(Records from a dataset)
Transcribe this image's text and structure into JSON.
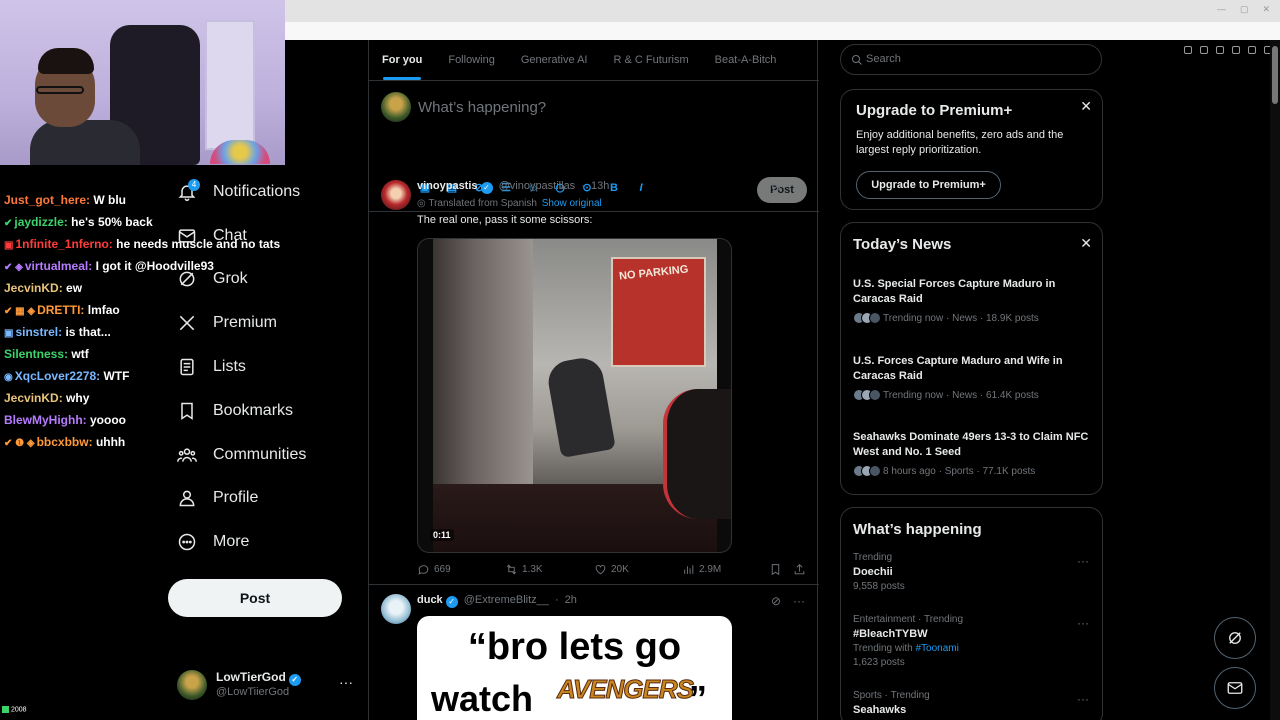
{
  "chat": [
    {
      "badges": "",
      "user": "Just_got_here",
      "color": "#ff7a3a",
      "message": "W blu"
    },
    {
      "badges": "✔",
      "user": "jaydizzle",
      "color": "#3bd46a",
      "message": "he's 50% back"
    },
    {
      "badges": "▣",
      "user": "1nfinite_1nferno",
      "color": "#ff3b3b",
      "message": "he needs muscle and no tats"
    },
    {
      "badges": "✔ ◈",
      "user": "virtualmeal",
      "color": "#b67cff",
      "message": "I got it @Hoodville93"
    },
    {
      "badges": "",
      "user": "JecvinKD",
      "color": "#e8c47a",
      "message": "ew"
    },
    {
      "badges": "✔ ▦ ◈",
      "user": "DRETTI",
      "color": "#ff9a3a",
      "message": "lmfao"
    },
    {
      "badges": "▣",
      "user": "sinstrel",
      "color": "#7ab8ff",
      "message": "is that..."
    },
    {
      "badges": "",
      "user": "Silentness",
      "color": "#3bd46a",
      "message": "wtf"
    },
    {
      "badges": "◉",
      "user": "XqcLover2278",
      "color": "#7ab8ff",
      "message": "WTF"
    },
    {
      "badges": "",
      "user": "JecvinKD",
      "color": "#e8c47a",
      "message": "why"
    },
    {
      "badges": "",
      "user": "BlewMyHighh",
      "color": "#b67cff",
      "message": "yoooo"
    },
    {
      "badges": "✔ ❶ ◈",
      "user": "bbcxbbw",
      "color": "#ff9a3a",
      "message": "uhhh"
    }
  ],
  "chat_footer": "2008",
  "nav": {
    "items": [
      {
        "label": "Notifications",
        "badge": "4"
      },
      {
        "label": "Chat"
      },
      {
        "label": "Grok"
      },
      {
        "label": "Premium"
      },
      {
        "label": "Lists"
      },
      {
        "label": "Bookmarks"
      },
      {
        "label": "Communities"
      },
      {
        "label": "Profile"
      },
      {
        "label": "More"
      }
    ],
    "post_label": "Post"
  },
  "account": {
    "name": "LowTierGod",
    "handle": "@LowTiierGod",
    "more": "···"
  },
  "tabs": [
    "For you",
    "Following",
    "Generative AI",
    "R & C Futurism",
    "Beat-A-Bitch"
  ],
  "composer": {
    "placeholder": "What’s happening?",
    "post_label": "Post"
  },
  "tweet1": {
    "name": "vinoypastis",
    "handle": "@vinoypastillas",
    "time": "13h",
    "translated": "Translated from Spanish",
    "show_original": "Show original",
    "text": "The real one, pass it some scissors:",
    "video_time": "0:11",
    "video_sign": "NO PARKING",
    "replies": "669",
    "reposts": "1.3K",
    "likes": "20K",
    "views": "2.9M"
  },
  "tweet2": {
    "name": "duck",
    "handle": "@ExtremeBlitz__",
    "time": "2h",
    "meme_line1": "“bro lets go",
    "meme_line2": "watch",
    "meme_brand": "AVENGERS",
    "meme_close": "”"
  },
  "search": {
    "placeholder": "Search"
  },
  "premium": {
    "title": "Upgrade to Premium+",
    "body": "Enjoy additional benefits, zero ads and the largest reply prioritization.",
    "button": "Upgrade to Premium+"
  },
  "news": {
    "title": "Today’s News",
    "items": [
      {
        "title": "U.S. Special Forces Capture Maduro in Caracas Raid",
        "meta": "Trending now · News · 18.9K posts"
      },
      {
        "title": "U.S. Forces Capture Maduro and Wife in Caracas Raid",
        "meta": "Trending now · News · 61.4K posts"
      },
      {
        "title": "Seahawks Dominate 49ers 13-3 to Claim NFC West and No. 1 Seed",
        "meta": "8 hours ago · Sports · 77.1K posts"
      }
    ]
  },
  "happening": {
    "title": "What’s happening",
    "items": [
      {
        "context": "Trending",
        "title": "Doechii",
        "posts": "9,558 posts"
      },
      {
        "context": "Entertainment · Trending",
        "title": "#BleachTYBW",
        "with_prefix": "Trending with",
        "with_tag": "#Toonami",
        "posts": "1,623 posts"
      },
      {
        "context": "Sports · Trending",
        "title": "Seahawks",
        "posts": ""
      }
    ]
  },
  "colors": {
    "accent": "#1d9bf0",
    "background": "#000000",
    "border": "#2f3336",
    "muted": "#71767b"
  }
}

#### Description of the task
Scan the entries above. Copy each line that has the string "Raid".

#### Written reply
        "title": "U.S. Special Forces Capture Maduro in Caracas Raid",
        "title": "U.S. Forces Capture Maduro and Wife in Caracas Raid",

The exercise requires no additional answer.